* _Material to process_

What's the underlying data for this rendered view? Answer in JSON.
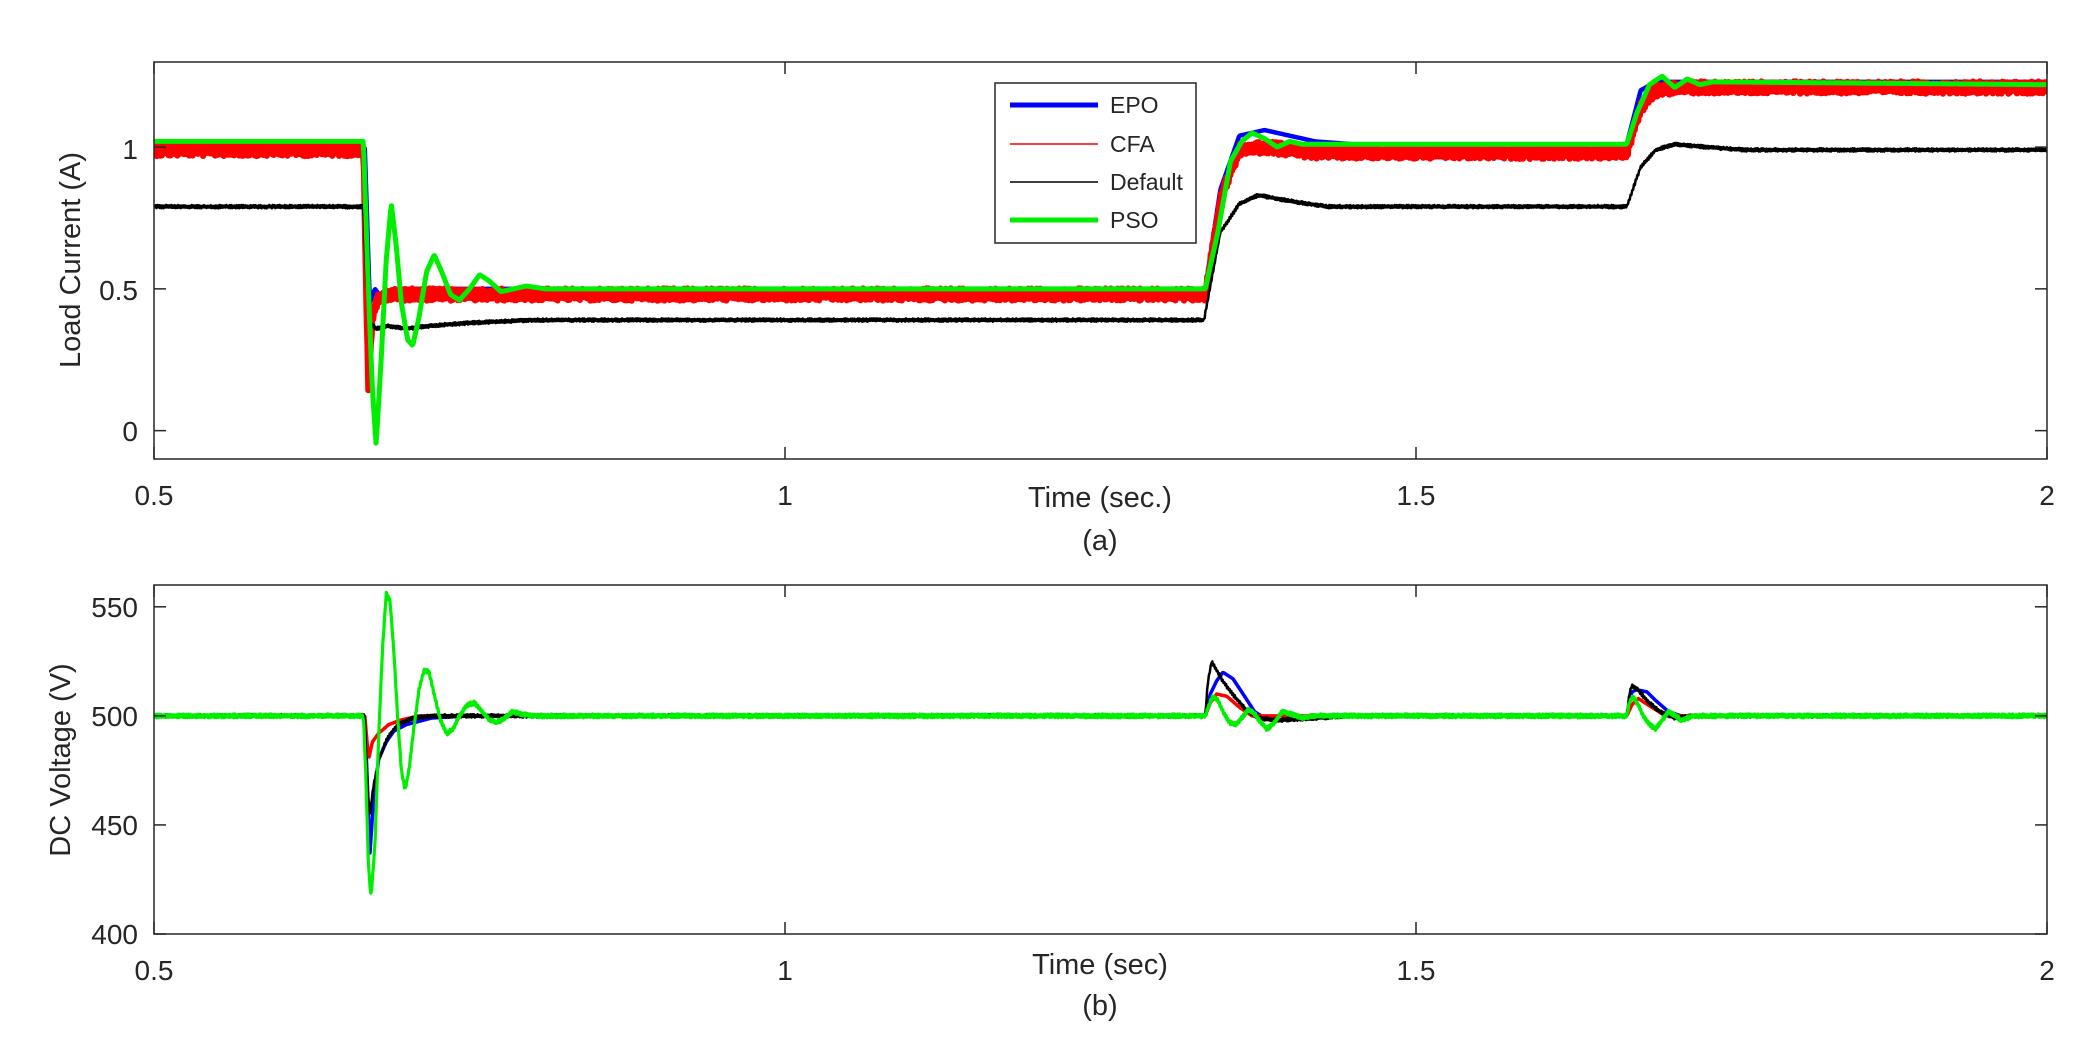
{
  "chart_data": [
    {
      "type": "line",
      "title": "",
      "xlabel": "Time (sec.)",
      "ylabel": "Load Current (A)",
      "caption": "(a)",
      "xlim": [
        0.5,
        2.0
      ],
      "ylim": [
        -0.1,
        1.3
      ],
      "xticks": [
        0.5,
        1,
        1.5,
        2
      ],
      "xtick_labels": [
        "0.5",
        "1",
        "1.5",
        "2"
      ],
      "yticks": [
        0,
        0.5,
        1
      ],
      "ytick_labels": [
        "0",
        "0.5",
        "1"
      ],
      "grid": false,
      "legend": {
        "position": "top-center",
        "entries": [
          "EPO",
          "CFA",
          "Default",
          "PSO"
        ]
      },
      "series": [
        {
          "name": "EPO",
          "color": "#0000ff",
          "width": 4.5,
          "noise": 0.0,
          "points": [
            [
              0.5,
              1.0
            ],
            [
              0.667,
              1.0
            ],
            [
              0.671,
              0.45
            ],
            [
              0.675,
              0.5
            ],
            [
              0.68,
              0.47
            ],
            [
              0.69,
              0.49
            ],
            [
              0.7,
              0.5
            ],
            [
              1.333,
              0.5
            ],
            [
              1.345,
              0.85
            ],
            [
              1.36,
              1.04
            ],
            [
              1.38,
              1.06
            ],
            [
              1.4,
              1.04
            ],
            [
              1.42,
              1.02
            ],
            [
              1.45,
              1.01
            ],
            [
              1.667,
              1.01
            ],
            [
              1.678,
              1.2
            ],
            [
              1.69,
              1.23
            ],
            [
              1.71,
              1.23
            ],
            [
              2.0,
              1.23
            ]
          ]
        },
        {
          "name": "CFA",
          "color": "#ff0000",
          "width": 6,
          "noise": 0.022,
          "points": [
            [
              0.5,
              0.99
            ],
            [
              0.666,
              0.99
            ],
            [
              0.668,
              0.5
            ],
            [
              0.67,
              0.12
            ],
            [
              0.673,
              0.4
            ],
            [
              0.677,
              0.46
            ],
            [
              0.685,
              0.48
            ],
            [
              0.7,
              0.48
            ],
            [
              1.333,
              0.48
            ],
            [
              1.345,
              0.82
            ],
            [
              1.36,
              0.99
            ],
            [
              1.38,
              1.0
            ],
            [
              1.42,
              0.98
            ],
            [
              1.45,
              0.98
            ],
            [
              1.667,
              0.98
            ],
            [
              1.678,
              1.14
            ],
            [
              1.69,
              1.2
            ],
            [
              1.71,
              1.21
            ],
            [
              2.0,
              1.21
            ]
          ]
        },
        {
          "name": "Default",
          "color": "#000000",
          "width": 2.5,
          "noise": 0.006,
          "points": [
            [
              0.5,
              0.79
            ],
            [
              0.666,
              0.79
            ],
            [
              0.668,
              0.55
            ],
            [
              0.671,
              0.38
            ],
            [
              0.676,
              0.36
            ],
            [
              0.685,
              0.37
            ],
            [
              0.7,
              0.36
            ],
            [
              0.72,
              0.37
            ],
            [
              0.75,
              0.38
            ],
            [
              0.8,
              0.39
            ],
            [
              1.332,
              0.39
            ],
            [
              1.345,
              0.7
            ],
            [
              1.36,
              0.8
            ],
            [
              1.375,
              0.83
            ],
            [
              1.4,
              0.81
            ],
            [
              1.43,
              0.79
            ],
            [
              1.46,
              0.79
            ],
            [
              1.667,
              0.79
            ],
            [
              1.678,
              0.93
            ],
            [
              1.69,
              0.99
            ],
            [
              1.705,
              1.01
            ],
            [
              1.73,
              1.0
            ],
            [
              1.76,
              0.99
            ],
            [
              2.0,
              0.99
            ]
          ]
        },
        {
          "name": "PSO",
          "color": "#00ee00",
          "width": 5,
          "noise": 0.0,
          "points": [
            [
              0.5,
              1.02
            ],
            [
              0.666,
              1.02
            ],
            [
              0.669,
              0.6
            ],
            [
              0.673,
              0.15
            ],
            [
              0.676,
              -0.05
            ],
            [
              0.68,
              0.25
            ],
            [
              0.684,
              0.6
            ],
            [
              0.688,
              0.8
            ],
            [
              0.692,
              0.65
            ],
            [
              0.696,
              0.45
            ],
            [
              0.701,
              0.32
            ],
            [
              0.705,
              0.3
            ],
            [
              0.71,
              0.4
            ],
            [
              0.716,
              0.56
            ],
            [
              0.722,
              0.62
            ],
            [
              0.728,
              0.56
            ],
            [
              0.735,
              0.48
            ],
            [
              0.742,
              0.46
            ],
            [
              0.75,
              0.5
            ],
            [
              0.758,
              0.55
            ],
            [
              0.765,
              0.53
            ],
            [
              0.775,
              0.49
            ],
            [
              0.785,
              0.5
            ],
            [
              0.795,
              0.51
            ],
            [
              0.81,
              0.5
            ],
            [
              1.333,
              0.5
            ],
            [
              1.343,
              0.7
            ],
            [
              1.353,
              0.95
            ],
            [
              1.362,
              1.02
            ],
            [
              1.37,
              1.05
            ],
            [
              1.38,
              1.03
            ],
            [
              1.39,
              1.0
            ],
            [
              1.4,
              1.02
            ],
            [
              1.41,
              1.01
            ],
            [
              1.667,
              1.01
            ],
            [
              1.675,
              1.12
            ],
            [
              1.685,
              1.22
            ],
            [
              1.695,
              1.25
            ],
            [
              1.705,
              1.21
            ],
            [
              1.715,
              1.24
            ],
            [
              1.725,
              1.22
            ],
            [
              1.735,
              1.23
            ],
            [
              2.0,
              1.22
            ]
          ]
        }
      ]
    },
    {
      "type": "line",
      "title": "",
      "xlabel": "Time (sec)",
      "ylabel": "DC Voltage (V)",
      "caption": "(b)",
      "xlim": [
        0.5,
        2.0
      ],
      "ylim": [
        400,
        560
      ],
      "xticks": [
        0.5,
        1,
        1.5,
        2
      ],
      "xtick_labels": [
        "0.5",
        "1",
        "1.5",
        "2"
      ],
      "yticks": [
        400,
        450,
        500,
        550
      ],
      "ytick_labels": [
        "400",
        "450",
        "500",
        "550"
      ],
      "grid": false,
      "series": [
        {
          "name": "EPO",
          "color": "#0000ff",
          "width": 3.5,
          "noise": 0.0,
          "points": [
            [
              0.5,
              500
            ],
            [
              0.667,
              500
            ],
            [
              0.669,
              470
            ],
            [
              0.671,
              436
            ],
            [
              0.674,
              462
            ],
            [
              0.678,
              480
            ],
            [
              0.684,
              488
            ],
            [
              0.69,
              493
            ],
            [
              0.7,
              496
            ],
            [
              0.72,
              499
            ],
            [
              0.75,
              500
            ],
            [
              1.333,
              500
            ],
            [
              1.337,
              510
            ],
            [
              1.342,
              516
            ],
            [
              1.347,
              520
            ],
            [
              1.355,
              517
            ],
            [
              1.363,
              510
            ],
            [
              1.372,
              502
            ],
            [
              1.38,
              499
            ],
            [
              1.39,
              498
            ],
            [
              1.41,
              499
            ],
            [
              1.43,
              500
            ],
            [
              1.667,
              500
            ],
            [
              1.671,
              511
            ],
            [
              1.675,
              512
            ],
            [
              1.683,
              511
            ],
            [
              1.69,
              507
            ],
            [
              1.7,
              502
            ],
            [
              1.71,
              500
            ],
            [
              2.0,
              500
            ]
          ]
        },
        {
          "name": "CFA",
          "color": "#ff0000",
          "width": 3.5,
          "noise": 0.0,
          "points": [
            [
              0.5,
              500
            ],
            [
              0.667,
              500
            ],
            [
              0.67,
              480
            ],
            [
              0.673,
              488
            ],
            [
              0.678,
              492
            ],
            [
              0.686,
              496
            ],
            [
              0.695,
              498
            ],
            [
              0.71,
              500
            ],
            [
              1.333,
              500
            ],
            [
              1.337,
              506
            ],
            [
              1.342,
              510
            ],
            [
              1.35,
              509
            ],
            [
              1.36,
              504
            ],
            [
              1.37,
              500
            ],
            [
              1.667,
              500
            ],
            [
              1.671,
              505
            ],
            [
              1.676,
              508
            ],
            [
              1.684,
              505
            ],
            [
              1.695,
              501
            ],
            [
              1.71,
              500
            ],
            [
              2.0,
              500
            ]
          ]
        },
        {
          "name": "Default",
          "color": "#000000",
          "width": 2.5,
          "noise": 0.8,
          "points": [
            [
              0.5,
              500
            ],
            [
              0.667,
              500
            ],
            [
              0.669,
              468
            ],
            [
              0.671,
              455
            ],
            [
              0.674,
              468
            ],
            [
              0.678,
              480
            ],
            [
              0.685,
              490
            ],
            [
              0.693,
              496
            ],
            [
              0.705,
              499
            ],
            [
              0.72,
              500
            ],
            [
              1.333,
              500
            ],
            [
              1.335,
              515
            ],
            [
              1.338,
              525
            ],
            [
              1.342,
              521
            ],
            [
              1.348,
              515
            ],
            [
              1.356,
              509
            ],
            [
              1.365,
              503
            ],
            [
              1.375,
              499
            ],
            [
              1.39,
              498
            ],
            [
              1.42,
              499
            ],
            [
              1.45,
              500
            ],
            [
              1.667,
              500
            ],
            [
              1.669,
              510
            ],
            [
              1.671,
              514
            ],
            [
              1.676,
              512
            ],
            [
              1.683,
              507
            ],
            [
              1.693,
              502
            ],
            [
              1.705,
              499
            ],
            [
              1.72,
              500
            ],
            [
              2.0,
              500
            ]
          ]
        },
        {
          "name": "PSO",
          "color": "#00ee00",
          "width": 3.2,
          "noise": 0.9,
          "points": [
            [
              0.5,
              500
            ],
            [
              0.666,
              500
            ],
            [
              0.668,
              470
            ],
            [
              0.67,
              430
            ],
            [
              0.672,
              417
            ],
            [
              0.675,
              440
            ],
            [
              0.678,
              490
            ],
            [
              0.681,
              530
            ],
            [
              0.684,
              556
            ],
            [
              0.687,
              553
            ],
            [
              0.69,
              530
            ],
            [
              0.693,
              500
            ],
            [
              0.696,
              475
            ],
            [
              0.699,
              466
            ],
            [
              0.702,
              475
            ],
            [
              0.706,
              495
            ],
            [
              0.71,
              512
            ],
            [
              0.714,
              521
            ],
            [
              0.718,
              520
            ],
            [
              0.722,
              510
            ],
            [
              0.727,
              498
            ],
            [
              0.732,
              492
            ],
            [
              0.737,
              494
            ],
            [
              0.742,
              500
            ],
            [
              0.748,
              505
            ],
            [
              0.754,
              506
            ],
            [
              0.76,
              502
            ],
            [
              0.766,
              498
            ],
            [
              0.772,
              497
            ],
            [
              0.778,
              499
            ],
            [
              0.784,
              502
            ],
            [
              0.79,
              501
            ],
            [
              0.8,
              500
            ],
            [
              1.333,
              500
            ],
            [
              1.336,
              505
            ],
            [
              1.339,
              509
            ],
            [
              1.343,
              507
            ],
            [
              1.348,
              501
            ],
            [
              1.352,
              497
            ],
            [
              1.357,
              496
            ],
            [
              1.362,
              499
            ],
            [
              1.367,
              503
            ],
            [
              1.372,
              501
            ],
            [
              1.377,
              497
            ],
            [
              1.382,
              494
            ],
            [
              1.388,
              497
            ],
            [
              1.394,
              502
            ],
            [
              1.4,
              501
            ],
            [
              1.41,
              499
            ],
            [
              1.42,
              500
            ],
            [
              1.667,
              500
            ],
            [
              1.669,
              506
            ],
            [
              1.672,
              509
            ],
            [
              1.676,
              505
            ],
            [
              1.68,
              500
            ],
            [
              1.685,
              496
            ],
            [
              1.69,
              494
            ],
            [
              1.695,
              498
            ],
            [
              1.7,
              502
            ],
            [
              1.706,
              500
            ],
            [
              1.71,
              498
            ],
            [
              1.72,
              500
            ],
            [
              2.0,
              500
            ]
          ]
        }
      ]
    }
  ]
}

* _The exercise_
From the listing above, pick out every line containing "ylabel".

* _Final result_
      "ylabel": "Load Current (A)",
      "ylabel": "DC Voltage (V)",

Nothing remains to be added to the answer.